◆ **Required action**: Only the lines that hold the word "into" are wanted from this listing.

◆ **Dataset records**:
Start of Block

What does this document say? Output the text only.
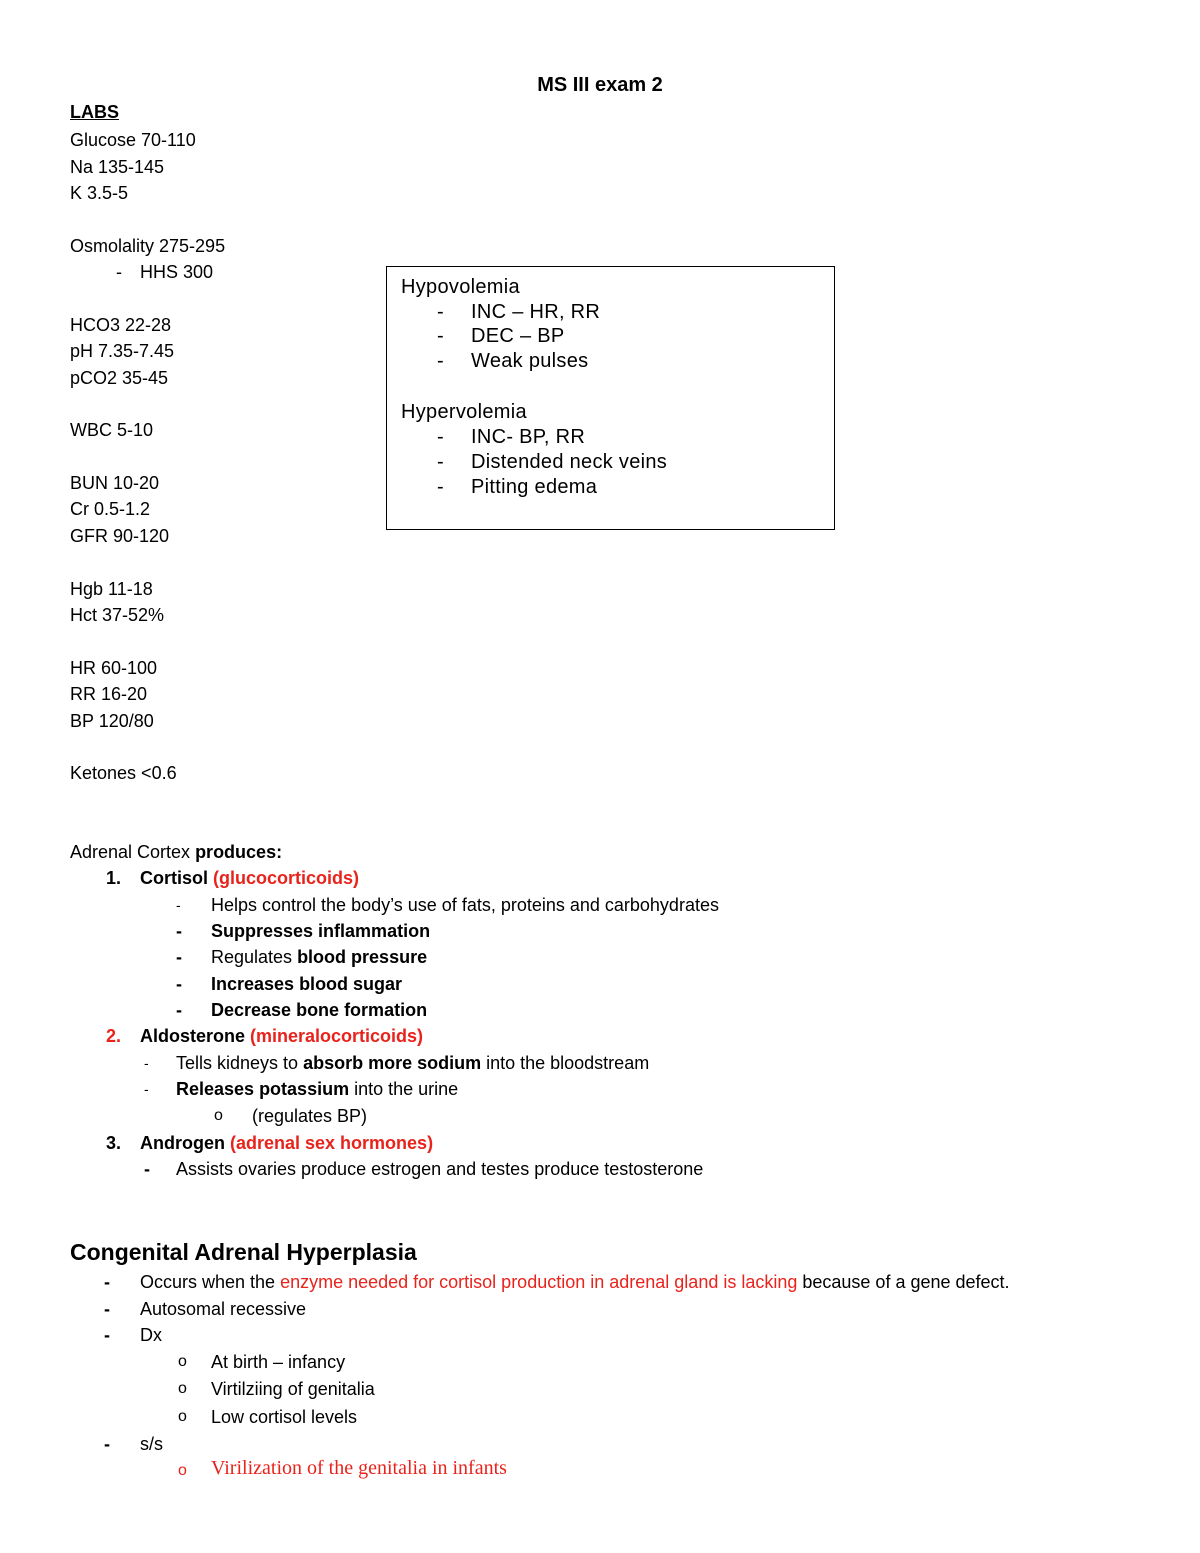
MS III exam 2
LABS
Glucose 70-110
Na 135-145
K 3.5-5
Osmolality 275-295
- HHS 300
HCO3 22-28
pH 7.35-7.45
pCO2 35-45
WBC 5-10
BUN 10-20
Cr 0.5-1.2
GFR 90-120
Hgb 11-18
Hct 37-52%
HR 60-100
RR 16-20
BP 120/80
Ketones <0.6
Hypovolemia
- INC – HR, RR
- DEC – BP
- Weak pulses
Hypervolemia
- INC- BP, RR
- Distended neck veins
- Pitting edema
Adrenal Cortex produces:
1. Cortisol (glucocorticoids)
- Helps control the body’s use of fats, proteins and carbohydrates
- Suppresses inflammation
- Regulates blood pressure
- Increases blood sugar
- Decrease bone formation
2. Aldosterone (mineralocorticoids)
- Tells kidneys to absorb more sodium into the bloodstream
- Releases potassium into the urine
o (regulates BP)
3. Androgen (adrenal sex hormones)
- Assists ovaries produce estrogen and testes produce testosterone
Congenital Adrenal Hyperplasia
- Occurs when the enzyme needed for cortisol production in adrenal gland is lacking because of a gene defect.
- Autosomal recessive
- Dx
o At birth – infancy
o Virtilziing of genitalia
o Low cortisol levels
- s/s
o Virilization of the genitalia in infants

End of Block

◆ **Worked solution**:
- Tells kidneys to absorb more sodium into the bloodstream
- Releases potassium into the urine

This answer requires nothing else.